Recorded data:
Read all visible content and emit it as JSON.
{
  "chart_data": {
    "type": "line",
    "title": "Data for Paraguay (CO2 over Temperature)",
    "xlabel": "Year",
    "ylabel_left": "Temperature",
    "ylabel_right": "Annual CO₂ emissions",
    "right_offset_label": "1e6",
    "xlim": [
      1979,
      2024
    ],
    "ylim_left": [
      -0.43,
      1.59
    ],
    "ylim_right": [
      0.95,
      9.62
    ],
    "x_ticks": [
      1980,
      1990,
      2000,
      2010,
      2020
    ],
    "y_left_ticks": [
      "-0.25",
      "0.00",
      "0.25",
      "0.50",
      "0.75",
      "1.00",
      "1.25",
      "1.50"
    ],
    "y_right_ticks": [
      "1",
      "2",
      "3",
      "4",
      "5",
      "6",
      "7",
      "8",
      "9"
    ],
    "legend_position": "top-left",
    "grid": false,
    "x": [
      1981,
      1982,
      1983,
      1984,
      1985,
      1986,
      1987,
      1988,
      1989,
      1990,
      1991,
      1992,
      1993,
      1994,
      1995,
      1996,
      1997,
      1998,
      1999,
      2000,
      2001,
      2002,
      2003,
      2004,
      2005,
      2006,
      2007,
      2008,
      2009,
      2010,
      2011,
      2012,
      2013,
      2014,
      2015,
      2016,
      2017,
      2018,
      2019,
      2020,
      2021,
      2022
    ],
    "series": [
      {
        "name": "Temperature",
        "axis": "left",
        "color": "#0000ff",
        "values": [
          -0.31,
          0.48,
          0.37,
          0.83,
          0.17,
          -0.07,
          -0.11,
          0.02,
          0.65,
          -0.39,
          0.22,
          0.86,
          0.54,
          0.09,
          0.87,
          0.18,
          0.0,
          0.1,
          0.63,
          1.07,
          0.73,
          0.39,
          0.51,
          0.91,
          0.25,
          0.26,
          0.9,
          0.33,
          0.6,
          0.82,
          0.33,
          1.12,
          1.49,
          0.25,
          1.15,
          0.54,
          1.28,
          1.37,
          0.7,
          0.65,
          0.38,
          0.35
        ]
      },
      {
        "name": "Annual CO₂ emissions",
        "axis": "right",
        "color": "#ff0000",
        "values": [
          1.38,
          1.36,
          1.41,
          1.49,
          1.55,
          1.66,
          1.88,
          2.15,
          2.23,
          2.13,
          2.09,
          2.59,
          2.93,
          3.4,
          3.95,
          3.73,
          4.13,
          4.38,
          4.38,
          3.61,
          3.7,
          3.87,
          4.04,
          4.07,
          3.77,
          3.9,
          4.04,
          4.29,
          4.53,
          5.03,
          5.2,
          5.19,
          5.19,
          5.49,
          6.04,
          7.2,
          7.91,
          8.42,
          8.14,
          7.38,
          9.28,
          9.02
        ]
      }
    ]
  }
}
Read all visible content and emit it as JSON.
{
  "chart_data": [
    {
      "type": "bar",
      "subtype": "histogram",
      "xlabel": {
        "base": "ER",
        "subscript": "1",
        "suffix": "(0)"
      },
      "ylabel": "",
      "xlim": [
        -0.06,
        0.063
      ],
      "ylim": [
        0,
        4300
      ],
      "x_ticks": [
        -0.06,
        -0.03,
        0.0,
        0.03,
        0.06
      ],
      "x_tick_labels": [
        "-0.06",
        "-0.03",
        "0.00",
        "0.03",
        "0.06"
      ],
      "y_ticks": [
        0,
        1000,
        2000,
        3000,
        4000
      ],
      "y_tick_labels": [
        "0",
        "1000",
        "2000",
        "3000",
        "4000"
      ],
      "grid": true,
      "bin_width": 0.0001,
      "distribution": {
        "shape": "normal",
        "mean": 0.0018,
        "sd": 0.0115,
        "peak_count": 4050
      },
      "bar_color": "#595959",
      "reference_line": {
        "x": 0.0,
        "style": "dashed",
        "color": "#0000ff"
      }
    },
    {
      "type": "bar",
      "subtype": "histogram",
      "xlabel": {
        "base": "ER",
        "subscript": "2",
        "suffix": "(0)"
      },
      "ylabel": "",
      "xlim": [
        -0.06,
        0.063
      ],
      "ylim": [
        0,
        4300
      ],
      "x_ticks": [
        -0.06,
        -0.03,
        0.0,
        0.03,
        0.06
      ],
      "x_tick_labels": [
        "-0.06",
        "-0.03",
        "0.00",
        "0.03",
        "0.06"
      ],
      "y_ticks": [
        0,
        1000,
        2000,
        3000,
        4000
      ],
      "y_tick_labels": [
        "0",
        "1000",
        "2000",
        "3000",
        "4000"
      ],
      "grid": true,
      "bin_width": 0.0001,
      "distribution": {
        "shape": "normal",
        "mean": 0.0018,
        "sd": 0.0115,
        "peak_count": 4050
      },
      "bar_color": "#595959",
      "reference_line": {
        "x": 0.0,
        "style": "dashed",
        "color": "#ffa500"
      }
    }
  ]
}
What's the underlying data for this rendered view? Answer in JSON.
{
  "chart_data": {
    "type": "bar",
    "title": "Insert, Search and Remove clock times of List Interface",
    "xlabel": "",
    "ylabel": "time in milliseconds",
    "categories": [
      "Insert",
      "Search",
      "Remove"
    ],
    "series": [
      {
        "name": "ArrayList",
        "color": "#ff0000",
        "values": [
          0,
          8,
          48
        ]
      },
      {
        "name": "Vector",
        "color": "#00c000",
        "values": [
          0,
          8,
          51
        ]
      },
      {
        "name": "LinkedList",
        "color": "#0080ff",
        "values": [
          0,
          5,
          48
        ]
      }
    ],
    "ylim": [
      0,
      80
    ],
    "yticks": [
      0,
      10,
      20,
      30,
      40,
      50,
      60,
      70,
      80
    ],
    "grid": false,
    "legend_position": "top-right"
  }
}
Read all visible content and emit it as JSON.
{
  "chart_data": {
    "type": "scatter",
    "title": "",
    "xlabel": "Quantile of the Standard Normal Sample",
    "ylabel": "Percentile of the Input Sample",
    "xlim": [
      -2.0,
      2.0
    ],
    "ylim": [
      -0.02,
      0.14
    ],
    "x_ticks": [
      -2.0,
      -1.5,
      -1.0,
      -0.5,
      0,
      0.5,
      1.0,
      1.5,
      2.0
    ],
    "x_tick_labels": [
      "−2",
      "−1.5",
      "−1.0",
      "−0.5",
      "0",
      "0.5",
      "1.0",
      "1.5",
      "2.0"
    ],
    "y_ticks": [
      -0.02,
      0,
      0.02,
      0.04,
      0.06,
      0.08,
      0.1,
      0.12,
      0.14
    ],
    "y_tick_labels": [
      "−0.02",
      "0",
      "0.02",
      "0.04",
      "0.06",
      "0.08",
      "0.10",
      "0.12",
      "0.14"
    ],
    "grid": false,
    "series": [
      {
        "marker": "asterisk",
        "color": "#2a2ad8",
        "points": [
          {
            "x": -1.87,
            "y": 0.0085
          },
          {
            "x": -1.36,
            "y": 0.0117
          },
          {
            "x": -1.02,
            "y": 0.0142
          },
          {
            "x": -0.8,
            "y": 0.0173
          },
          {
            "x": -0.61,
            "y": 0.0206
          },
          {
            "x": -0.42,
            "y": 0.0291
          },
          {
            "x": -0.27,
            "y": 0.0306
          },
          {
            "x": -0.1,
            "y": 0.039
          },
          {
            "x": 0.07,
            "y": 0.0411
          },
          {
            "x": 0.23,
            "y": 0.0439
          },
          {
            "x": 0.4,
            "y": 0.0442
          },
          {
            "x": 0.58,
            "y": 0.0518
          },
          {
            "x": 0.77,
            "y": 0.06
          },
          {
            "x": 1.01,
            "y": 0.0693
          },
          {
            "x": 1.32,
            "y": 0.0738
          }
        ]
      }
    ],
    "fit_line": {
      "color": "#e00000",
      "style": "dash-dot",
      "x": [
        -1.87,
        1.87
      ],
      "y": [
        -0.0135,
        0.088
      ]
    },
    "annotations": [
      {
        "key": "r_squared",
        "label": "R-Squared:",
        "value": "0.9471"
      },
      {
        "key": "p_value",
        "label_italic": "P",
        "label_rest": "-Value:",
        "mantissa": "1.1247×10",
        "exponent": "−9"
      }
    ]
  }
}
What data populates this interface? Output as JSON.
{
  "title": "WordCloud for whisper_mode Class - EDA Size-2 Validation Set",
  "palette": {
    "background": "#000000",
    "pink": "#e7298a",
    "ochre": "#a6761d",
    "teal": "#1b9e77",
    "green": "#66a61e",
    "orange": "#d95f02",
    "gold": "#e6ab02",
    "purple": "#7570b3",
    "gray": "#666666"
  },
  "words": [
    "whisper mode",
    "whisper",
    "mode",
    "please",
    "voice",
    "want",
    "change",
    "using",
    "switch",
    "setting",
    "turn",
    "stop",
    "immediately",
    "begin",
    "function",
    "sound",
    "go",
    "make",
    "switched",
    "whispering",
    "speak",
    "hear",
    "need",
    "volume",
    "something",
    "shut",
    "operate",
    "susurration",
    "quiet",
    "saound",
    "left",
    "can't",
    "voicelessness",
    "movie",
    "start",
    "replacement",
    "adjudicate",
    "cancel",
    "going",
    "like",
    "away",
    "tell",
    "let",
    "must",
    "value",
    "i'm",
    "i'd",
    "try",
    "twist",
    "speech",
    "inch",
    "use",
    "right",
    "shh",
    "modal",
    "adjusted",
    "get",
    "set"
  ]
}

> **Work to do**: In the listing above, find the lines holding the word "Sample" and copy them.

> **Reply to the exercise**:
    "xlabel": "Quantile of the Standard Normal Sample",
    "ylabel": "Percentile of the Input Sample",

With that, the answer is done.